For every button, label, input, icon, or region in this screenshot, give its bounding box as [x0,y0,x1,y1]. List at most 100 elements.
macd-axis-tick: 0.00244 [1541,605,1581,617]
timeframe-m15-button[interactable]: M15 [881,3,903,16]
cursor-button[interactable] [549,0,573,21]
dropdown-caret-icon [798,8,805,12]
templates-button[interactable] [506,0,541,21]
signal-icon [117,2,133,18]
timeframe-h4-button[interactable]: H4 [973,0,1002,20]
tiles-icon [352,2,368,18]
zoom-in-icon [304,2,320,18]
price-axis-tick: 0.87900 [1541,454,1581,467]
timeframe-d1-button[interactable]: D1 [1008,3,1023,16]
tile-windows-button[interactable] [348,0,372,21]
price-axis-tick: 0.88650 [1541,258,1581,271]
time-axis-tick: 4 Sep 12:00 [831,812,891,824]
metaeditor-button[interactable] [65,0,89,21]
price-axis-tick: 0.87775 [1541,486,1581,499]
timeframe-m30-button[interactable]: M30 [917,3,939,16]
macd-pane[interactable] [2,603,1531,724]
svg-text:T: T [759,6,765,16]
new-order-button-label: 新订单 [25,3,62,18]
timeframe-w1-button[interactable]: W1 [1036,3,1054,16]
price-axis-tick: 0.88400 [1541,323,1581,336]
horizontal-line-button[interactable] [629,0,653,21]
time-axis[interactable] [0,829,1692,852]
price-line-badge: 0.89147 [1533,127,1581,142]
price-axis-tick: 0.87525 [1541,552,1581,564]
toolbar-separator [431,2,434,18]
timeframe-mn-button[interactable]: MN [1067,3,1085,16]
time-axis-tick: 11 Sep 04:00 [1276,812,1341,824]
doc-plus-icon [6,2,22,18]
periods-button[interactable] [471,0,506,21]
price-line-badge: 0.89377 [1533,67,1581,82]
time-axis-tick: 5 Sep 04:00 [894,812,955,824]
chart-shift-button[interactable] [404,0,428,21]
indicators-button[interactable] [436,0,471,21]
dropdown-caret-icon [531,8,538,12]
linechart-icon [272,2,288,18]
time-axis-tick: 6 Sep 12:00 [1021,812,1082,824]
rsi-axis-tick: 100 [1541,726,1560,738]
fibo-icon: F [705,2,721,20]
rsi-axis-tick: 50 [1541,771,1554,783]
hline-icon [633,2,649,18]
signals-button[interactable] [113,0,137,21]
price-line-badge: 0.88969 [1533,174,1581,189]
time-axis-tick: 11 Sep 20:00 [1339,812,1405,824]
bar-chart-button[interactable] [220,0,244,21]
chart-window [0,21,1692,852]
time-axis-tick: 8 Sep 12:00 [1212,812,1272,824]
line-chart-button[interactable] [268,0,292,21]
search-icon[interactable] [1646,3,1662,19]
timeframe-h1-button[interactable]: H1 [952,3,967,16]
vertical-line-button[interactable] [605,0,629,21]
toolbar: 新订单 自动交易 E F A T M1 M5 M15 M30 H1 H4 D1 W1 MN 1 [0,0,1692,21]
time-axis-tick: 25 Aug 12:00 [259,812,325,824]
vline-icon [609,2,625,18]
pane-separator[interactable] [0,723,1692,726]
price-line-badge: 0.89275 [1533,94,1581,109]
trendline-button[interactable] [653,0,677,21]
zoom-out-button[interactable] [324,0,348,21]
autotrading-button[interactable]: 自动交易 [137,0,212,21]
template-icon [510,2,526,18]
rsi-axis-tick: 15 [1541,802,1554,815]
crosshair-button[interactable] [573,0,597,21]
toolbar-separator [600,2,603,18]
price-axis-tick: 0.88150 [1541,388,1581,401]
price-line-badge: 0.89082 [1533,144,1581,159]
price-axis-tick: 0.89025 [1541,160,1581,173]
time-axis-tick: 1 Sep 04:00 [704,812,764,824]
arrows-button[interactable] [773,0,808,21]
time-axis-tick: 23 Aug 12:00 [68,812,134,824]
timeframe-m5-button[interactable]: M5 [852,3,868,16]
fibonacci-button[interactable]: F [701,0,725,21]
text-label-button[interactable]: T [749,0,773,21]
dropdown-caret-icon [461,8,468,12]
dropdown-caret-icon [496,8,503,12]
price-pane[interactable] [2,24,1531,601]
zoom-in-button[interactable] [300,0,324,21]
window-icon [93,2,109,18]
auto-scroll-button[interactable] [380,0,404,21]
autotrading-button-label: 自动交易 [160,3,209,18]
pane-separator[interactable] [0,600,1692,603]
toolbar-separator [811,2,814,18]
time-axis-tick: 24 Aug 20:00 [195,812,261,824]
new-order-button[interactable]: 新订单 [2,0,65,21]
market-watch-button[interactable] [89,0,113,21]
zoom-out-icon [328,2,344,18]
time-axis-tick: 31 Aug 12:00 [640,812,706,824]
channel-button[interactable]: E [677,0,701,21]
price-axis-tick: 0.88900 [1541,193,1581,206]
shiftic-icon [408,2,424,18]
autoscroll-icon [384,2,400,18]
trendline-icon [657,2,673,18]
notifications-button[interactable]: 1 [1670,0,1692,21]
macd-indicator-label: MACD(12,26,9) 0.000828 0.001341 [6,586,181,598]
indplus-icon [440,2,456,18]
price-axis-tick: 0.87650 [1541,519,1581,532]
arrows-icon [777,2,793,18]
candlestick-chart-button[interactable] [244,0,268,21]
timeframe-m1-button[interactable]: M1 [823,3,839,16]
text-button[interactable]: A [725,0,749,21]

• [REQUIRED WORK]: Render every row above as a Markdown table with two columns, Row for its number and Line for its text, skipping any blank lines.

• [OUTPUT OF THE TASK]:
| Row | Line |
|---|---|
| 1 | For every button, label, input, icon, or region in this screenshot, give its bounding box as [x0,y0,x1,y1]. List at most 100 elements. |
| 2 | macd-axis-tick: 0.00244 [1541,605,1581,617] |
| 3 | timeframe-m15-button[interactable]: M15 [881,3,903,16] |
| 4 | cursor-button[interactable] [549,0,573,21] |
| 5 | dropdown-caret-icon [798,8,805,12] |
| 6 | templates-button[interactable] [506,0,541,21] |
| 7 | signal-icon [117,2,133,18] |
| 8 | timeframe-h4-button[interactable]: H4 [973,0,1002,20] |
| 9 | tiles-icon [352,2,368,18] |
| 10 | zoom-in-icon [304,2,320,18] |
| 11 | price-axis-tick: 0.87900 [1541,454,1581,467] |
| 12 | timeframe-d1-button[interactable]: D1 [1008,3,1023,16] |
| 13 | tile-windows-button[interactable] [348,0,372,21] |
| 14 | price-axis-tick: 0.88650 [1541,258,1581,271] |
| 15 | time-axis-tick: 4 Sep 12:00 [831,812,891,824] |
| 16 | metaeditor-button[interactable] [65,0,89,21] |
| 17 | price-axis-tick: 0.87775 [1541,486,1581,499] |
| 18 | timeframe-m30-button[interactable]: M30 [917,3,939,16] |
| 19 | macd-pane[interactable] [2,603,1531,724] |
| 20 | svg-text:T: T [759,6,765,16] |
| 21 | new-order-button-label: 新订单 [25,3,62,18] |
| 22 | timeframe-w1-button[interactable]: W1 [1036,3,1054,16] |
| 23 | price-axis-tick: 0.88400 [1541,323,1581,336] |
| 24 | horizontal-line-button[interactable] [629,0,653,21] |
| 25 | time-axis[interactable] [0,829,1692,852] |
| 26 | price-line-badge: 0.89147 [1533,127,1581,142] |
| 27 | price-axis-tick: 0.87525 [1541,552,1581,564] |
| 28 | toolbar-separator [431,2,434,18] |
| 29 | timeframe-mn-button[interactable]: MN [1067,3,1085,16] |
| 30 | time-axis-tick: 11 Sep 04:00 [1276,812,1341,824] |
| 31 | doc-plus-icon [6,2,22,18] |
| 32 | periods-button[interactable] [471,0,506,21] |
| 33 | price-line-badge: 0.89377 [1533,67,1581,82] |
| 34 | time-axis-tick: 5 Sep 04:00 [894,812,955,824] |
| 35 | chart-shift-button[interactable] [404,0,428,21] |
| 36 | indicators-button[interactable] [436,0,471,21] |
| 37 | dropdown-caret-icon [531,8,538,12] |
| 38 | linechart-icon [272,2,288,18] |
| 39 | time-axis-tick: 6 Sep 12:00 [1021,812,1082,824] |
| 40 | rsi-axis-tick: 100 [1541,726,1560,738] |
| 41 | fibo-icon: F [705,2,721,20] |
| 42 | rsi-axis-tick: 50 [1541,771,1554,783] |
| 43 | hline-icon [633,2,649,18] |
| 44 | signals-button[interactable] [113,0,137,21] |
| 45 | price-line-badge: 0.88969 [1533,174,1581,189] |
| 46 | time-axis-tick: 11 Sep 20:00 [1339,812,1405,824] |
| 47 | bar-chart-button[interactable] [220,0,244,21] |
| 48 | chart-window [0,21,1692,852] |
| 49 | time-axis-tick: 8 Sep 12:00 [1212,812,1272,824] |
| 50 | line-chart-button[interactable] [268,0,292,21] |
| 51 | search-icon[interactable] [1646,3,1662,19] |
| 52 | timeframe-h1-button[interactable]: H1 [952,3,967,16] |
| 53 | vertical-line-button[interactable] [605,0,629,21] |
| 54 | toolbar: 新订单 自动交易 E F A T M1 M5 M15 M30 H1 H4 D1 W1 MN 1 [0,0,1692,21] |
| 55 | time-axis-tick: 25 Aug 12:00 [259,812,325,824] |
| 56 | vline-icon [609,2,625,18] |
| 57 | pane-separator[interactable] [0,723,1692,726] |
| 58 | price-line-badge: 0.89275 [1533,94,1581,109] |
| 59 | trendline-button[interactable] [653,0,677,21] |
| 60 | zoom-out-button[interactable] [324,0,348,21] |
| 61 | autotrading-button[interactable]: 自动交易 [137,0,212,21] |
| 62 | template-icon [510,2,526,18] |
| 63 | rsi-axis-tick: 15 [1541,802,1554,815] |
| 64 | crosshair-button[interactable] [573,0,597,21] |
| 65 | toolbar-separator [600,2,603,18] |
| 66 | price-axis-tick: 0.88150 [1541,388,1581,401] |
| 67 | price-line-badge: 0.89082 [1533,144,1581,159] |
| 68 | price-axis-tick: 0.89025 [1541,160,1581,173] |
| 69 | time-axis-tick: 1 Sep 04:00 [704,812,764,824] |
| 70 | arrows-button[interactable] [773,0,808,21] |
| 71 | time-axis-tick: 23 Aug 12:00 [68,812,134,824] |
| 72 | timeframe-m5-button[interactable]: M5 [852,3,868,16] |
| 73 | fibonacci-button[interactable]: F [701,0,725,21] |
| 74 | text-label-button[interactable]: T [749,0,773,21] |
| 75 | dropdown-caret-icon [461,8,468,12] |
| 76 | dropdown-caret-icon [496,8,503,12] |
| 77 | price-pane[interactable] [2,24,1531,601] |
| 78 | zoom-in-button[interactable] [300,0,324,21] |
| 79 | window-icon [93,2,109,18] |
| 80 | auto-scroll-button[interactable] [380,0,404,21] |
| 81 | autotrading-button-label: 自动交易 [160,3,209,18] |
| 82 | pane-separator[interactable] [0,600,1692,603] |
| 83 | toolbar-separator [811,2,814,18] |
| 84 | time-axis-tick: 24 Aug 20:00 [195,812,261,824] |
| 85 | new-order-button[interactable]: 新订单 [2,0,65,21] |
| 86 | market-watch-button[interactable] [89,0,113,21] |
| 87 | zoom-out-icon [328,2,344,18] |
| 88 | time-axis-tick: 31 Aug 12:00 [640,812,706,824] |
| 89 | channel-button[interactable]: E [677,0,701,21] |
| 90 | price-axis-tick: 0.88900 [1541,193,1581,206] |
| 91 | shiftic-icon [408,2,424,18] |
| 92 | autoscroll-icon [384,2,400,18] |
| 93 | trendline-icon [657,2,673,18] |
| 94 | notifications-button[interactable]: 1 [1670,0,1692,21] |
| 95 | macd-indicator-label: MACD(12,26,9) 0.000828 0.001341 [6,586,181,598] |
| 96 | indplus-icon [440,2,456,18] |
| 97 | price-axis-tick: 0.87650 [1541,519,1581,532] |
| 98 | arrows-icon [777,2,793,18] |
| 99 | candlestick-chart-button[interactable] [244,0,268,21] |
| 100 | timeframe-m1-button[interactable]: M1 [823,3,839,16] |
| 101 | text-button[interactable]: A [725,0,749,21] |